Task goal -
All entries below are to be set down again, identical to the source.
begin Information shown
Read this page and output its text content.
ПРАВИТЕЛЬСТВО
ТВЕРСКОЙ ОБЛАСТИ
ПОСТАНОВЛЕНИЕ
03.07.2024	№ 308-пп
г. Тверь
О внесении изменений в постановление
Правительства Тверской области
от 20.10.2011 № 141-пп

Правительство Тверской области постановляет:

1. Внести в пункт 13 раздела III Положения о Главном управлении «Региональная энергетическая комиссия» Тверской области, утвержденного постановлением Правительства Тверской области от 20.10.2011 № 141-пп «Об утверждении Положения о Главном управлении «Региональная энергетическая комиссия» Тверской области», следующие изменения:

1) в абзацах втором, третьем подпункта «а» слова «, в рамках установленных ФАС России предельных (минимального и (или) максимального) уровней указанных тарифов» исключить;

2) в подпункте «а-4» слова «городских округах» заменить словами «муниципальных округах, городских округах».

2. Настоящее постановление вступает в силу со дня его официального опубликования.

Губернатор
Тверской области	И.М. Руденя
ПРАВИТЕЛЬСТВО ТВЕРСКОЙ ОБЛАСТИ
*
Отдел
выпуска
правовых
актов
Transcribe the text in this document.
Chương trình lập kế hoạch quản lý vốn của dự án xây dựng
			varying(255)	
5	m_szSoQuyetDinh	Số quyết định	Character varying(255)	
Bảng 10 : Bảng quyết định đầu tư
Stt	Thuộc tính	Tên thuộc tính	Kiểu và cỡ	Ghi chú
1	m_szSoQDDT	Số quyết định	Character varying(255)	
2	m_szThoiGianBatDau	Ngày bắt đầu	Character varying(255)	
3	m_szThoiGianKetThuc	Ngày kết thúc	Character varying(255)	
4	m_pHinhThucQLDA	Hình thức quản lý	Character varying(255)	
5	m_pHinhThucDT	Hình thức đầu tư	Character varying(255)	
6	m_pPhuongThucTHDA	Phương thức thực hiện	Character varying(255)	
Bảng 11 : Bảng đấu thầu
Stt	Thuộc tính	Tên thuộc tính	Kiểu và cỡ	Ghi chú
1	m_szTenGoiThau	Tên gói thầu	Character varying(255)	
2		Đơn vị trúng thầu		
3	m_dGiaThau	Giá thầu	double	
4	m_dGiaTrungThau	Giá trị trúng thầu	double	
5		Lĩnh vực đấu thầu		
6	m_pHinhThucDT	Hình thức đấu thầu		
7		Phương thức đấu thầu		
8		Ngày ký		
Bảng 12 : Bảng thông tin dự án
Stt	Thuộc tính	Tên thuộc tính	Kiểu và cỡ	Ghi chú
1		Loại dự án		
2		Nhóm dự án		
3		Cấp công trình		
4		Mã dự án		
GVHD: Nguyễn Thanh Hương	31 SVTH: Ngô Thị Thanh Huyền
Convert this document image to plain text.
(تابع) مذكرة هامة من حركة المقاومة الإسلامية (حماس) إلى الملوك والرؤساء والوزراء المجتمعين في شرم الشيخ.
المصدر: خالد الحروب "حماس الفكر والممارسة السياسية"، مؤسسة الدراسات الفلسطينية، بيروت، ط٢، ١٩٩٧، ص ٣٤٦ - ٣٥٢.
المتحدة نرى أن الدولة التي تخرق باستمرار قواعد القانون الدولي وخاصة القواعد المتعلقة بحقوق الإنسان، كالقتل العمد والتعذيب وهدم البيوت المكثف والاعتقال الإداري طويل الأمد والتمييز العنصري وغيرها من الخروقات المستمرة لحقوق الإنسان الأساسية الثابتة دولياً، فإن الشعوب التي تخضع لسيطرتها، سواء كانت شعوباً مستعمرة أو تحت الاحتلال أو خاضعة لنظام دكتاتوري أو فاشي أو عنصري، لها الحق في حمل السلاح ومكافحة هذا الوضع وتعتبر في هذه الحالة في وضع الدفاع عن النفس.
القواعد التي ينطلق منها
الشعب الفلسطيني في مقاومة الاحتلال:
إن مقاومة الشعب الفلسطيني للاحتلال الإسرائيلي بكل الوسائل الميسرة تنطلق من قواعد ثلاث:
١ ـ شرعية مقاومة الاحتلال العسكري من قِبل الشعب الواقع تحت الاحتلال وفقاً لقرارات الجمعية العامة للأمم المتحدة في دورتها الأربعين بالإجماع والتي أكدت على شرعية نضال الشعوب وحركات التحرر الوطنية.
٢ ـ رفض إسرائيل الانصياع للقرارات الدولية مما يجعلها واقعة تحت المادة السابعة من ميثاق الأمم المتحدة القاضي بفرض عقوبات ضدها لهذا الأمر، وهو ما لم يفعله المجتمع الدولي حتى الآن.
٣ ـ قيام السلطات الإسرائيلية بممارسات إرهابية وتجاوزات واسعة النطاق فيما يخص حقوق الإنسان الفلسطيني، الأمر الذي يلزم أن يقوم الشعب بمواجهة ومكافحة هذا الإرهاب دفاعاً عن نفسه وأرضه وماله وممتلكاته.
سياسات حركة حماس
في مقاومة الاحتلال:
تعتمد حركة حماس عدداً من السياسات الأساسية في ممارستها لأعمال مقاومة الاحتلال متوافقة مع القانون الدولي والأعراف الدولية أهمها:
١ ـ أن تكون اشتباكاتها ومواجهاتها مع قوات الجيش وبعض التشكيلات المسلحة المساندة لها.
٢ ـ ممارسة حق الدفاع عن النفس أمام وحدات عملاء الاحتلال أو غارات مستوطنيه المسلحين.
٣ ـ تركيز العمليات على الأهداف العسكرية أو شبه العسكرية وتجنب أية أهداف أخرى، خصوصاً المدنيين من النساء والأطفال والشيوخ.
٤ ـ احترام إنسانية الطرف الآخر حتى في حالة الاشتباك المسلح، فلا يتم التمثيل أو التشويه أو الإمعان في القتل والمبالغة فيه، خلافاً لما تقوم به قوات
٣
end Information shown
Exercise response -
Read this page and output its text content.
ПРАВИТЕЛЬСТВО
ТВЕРСКОЙ ОБЛАСТИ
ПОСТАНОВЛЕНИЕ
03.07.2024	№ 308-пп
г. Тверь
О внесении изменений в постановление
Правительства Тверской области
от 20.10.2011 № 141-пп

Правительство Тверской области постановляет:

1. Внести в пункт 13 раздела III Положения о Главном управлении «Региональная энергетическая комиссия» Тверской области, утвержденного постановлением Правительства Тверской области от 20.10.2011 № 141-пп «Об утверждении Положения о Главном управлении «Региональная энергетическая комиссия» Тверской области», следующие изменения:

1) в абзацах втором, третьем подпункта «а» слова «, в рамках установленных ФАС России предельных (минимального и (или) максимального) уровней указанных тарифов» исключить;

2) в подпункте «а-4» слова «городских округах» заменить словами «муниципальных округах, городских округах».

2. Настоящее постановление вступает в силу со дня его официального опубликования.

Губернатор
Тверской области	И.М. Руденя
ПРАВИТЕЛЬСТВО ТВЕРСКОЙ ОБЛАСТИ
*
Отдел
выпуска
правовых
актов
Transcribe the text in this document.
Chương trình lập kế hoạch quản lý vốn của dự án xây dựng
			varying(255)	
5	m_szSoQuyetDinh	Số quyết định	Character varying(255)	
Bảng 10 : Bảng quyết định đầu tư
Stt	Thuộc tính	Tên thuộc tính	Kiểu và cỡ	Ghi chú
1	m_szSoQDDT	Số quyết định	Character varying(255)	
2	m_szThoiGianBatDau	Ngày bắt đầu	Character varying(255)	
3	m_szThoiGianKetThuc	Ngày kết thúc	Character varying(255)	
4	m_pHinhThucQLDA	Hình thức quản lý	Character varying(255)	
5	m_pHinhThucDT	Hình thức đầu tư	Character varying(255)	
6	m_pPhuongThucTHDA	Phương thức thực hiện	Character varying(255)	
Bảng 11 : Bảng đấu thầu
Stt	Thuộc tính	Tên thuộc tính	Kiểu và cỡ	Ghi chú
1	m_szTenGoiThau	Tên gói thầu	Character varying(255)	
2		Đơn vị trúng thầu		
3	m_dGiaThau	Giá thầu	double	
4	m_dGiaTrungThau	Giá trị trúng thầu	double	
5		Lĩnh vực đấu thầu		
6	m_pHinhThucDT	Hình thức đấu thầu		
7		Phương thức đấu thầu		
8		Ngày ký		
Bảng 12 : Bảng thông tin dự án
Stt	Thuộc tính	Tên thuộc tính	Kiểu và cỡ	Ghi chú
1		Loại dự án		
2		Nhóm dự án		
3		Cấp công trình		
4		Mã dự án		
GVHD: Nguyễn Thanh Hương	31 SVTH: Ngô Thị Thanh Huyền
Convert this document image to plain text.
(تابع) مذكرة هامة من حركة المقاومة الإسلامية (حماس) إلى الملوك والرؤساء والوزراء المجتمعين في شرم الشيخ.
المصدر: خالد الحروب "حماس الفكر والممارسة السياسية"، مؤسسة الدراسات الفلسطينية، بيروت، ط٢، ١٩٩٧، ص ٣٤٦ - ٣٥٢.
المتحدة نرى أن الدولة التي تخرق باستمرار قواعد القانون الدولي وخاصة القواعد المتعلقة بحقوق الإنسان، كالقتل العمد والتعذيب وهدم البيوت المكثف والاعتقال الإداري طويل الأمد والتمييز العنصري وغيرها من الخروقات المستمرة لحقوق الإنسان الأساسية الثابتة دولياً، فإن الشعوب التي تخضع لسيطرتها، سواء كانت شعوباً مستعمرة أو تحت الاحتلال أو خاضعة لنظام دكتاتوري أو فاشي أو عنصري، لها الحق في حمل السلاح ومكافحة هذا الوضع وتعتبر في هذه الحالة في وضع الدفاع عن النفس.
القواعد التي ينطلق منها
الشعب الفلسطيني في مقاومة الاحتلال:
إن مقاومة الشعب الفلسطيني للاحتلال الإسرائيلي بكل الوسائل الميسرة تنطلق من قواعد ثلاث:
١ ـ شرعية مقاومة الاحتلال العسكري من قِبل الشعب الواقع تحت الاحتلال وفقاً لقرارات الجمعية العامة للأمم المتحدة في دورتها الأربعين بالإجماع والتي أكدت على شرعية نضال الشعوب وحركات التحرر الوطنية.
٢ ـ رفض إسرائيل الانصياع للقرارات الدولية مما يجعلها واقعة تحت المادة السابعة من ميثاق الأمم المتحدة القاضي بفرض عقوبات ضدها لهذا الأمر، وهو ما لم يفعله المجتمع الدولي حتى الآن.
٣ ـ قيام السلطات الإسرائيلية بممارسات إرهابية وتجاوزات واسعة النطاق فيما يخص حقوق الإنسان الفلسطيني، الأمر الذي يلزم أن يقوم الشعب بمواجهة ومكافحة هذا الإرهاب دفاعاً عن نفسه وأرضه وماله وممتلكاته.
سياسات حركة حماس
في مقاومة الاحتلال:
تعتمد حركة حماس عدداً من السياسات الأساسية في ممارستها لأعمال مقاومة الاحتلال متوافقة مع القانون الدولي والأعراف الدولية أهمها:
١ ـ أن تكون اشتباكاتها ومواجهاتها مع قوات الجيش وبعض التشكيلات المسلحة المساندة لها.
٢ ـ ممارسة حق الدفاع عن النفس أمام وحدات عملاء الاحتلال أو غارات مستوطنيه المسلحين.
٣ ـ تركيز العمليات على الأهداف العسكرية أو شبه العسكرية وتجنب أية أهداف أخرى، خصوصاً المدنيين من النساء والأطفال والشيوخ.
٤ ـ احترام إنسانية الطرف الآخر حتى في حالة الاشتباك المسلح، فلا يتم التمثيل أو التشويه أو الإمعان في القتل والمبالغة فيه، خلافاً لما تقوم به قوات
٣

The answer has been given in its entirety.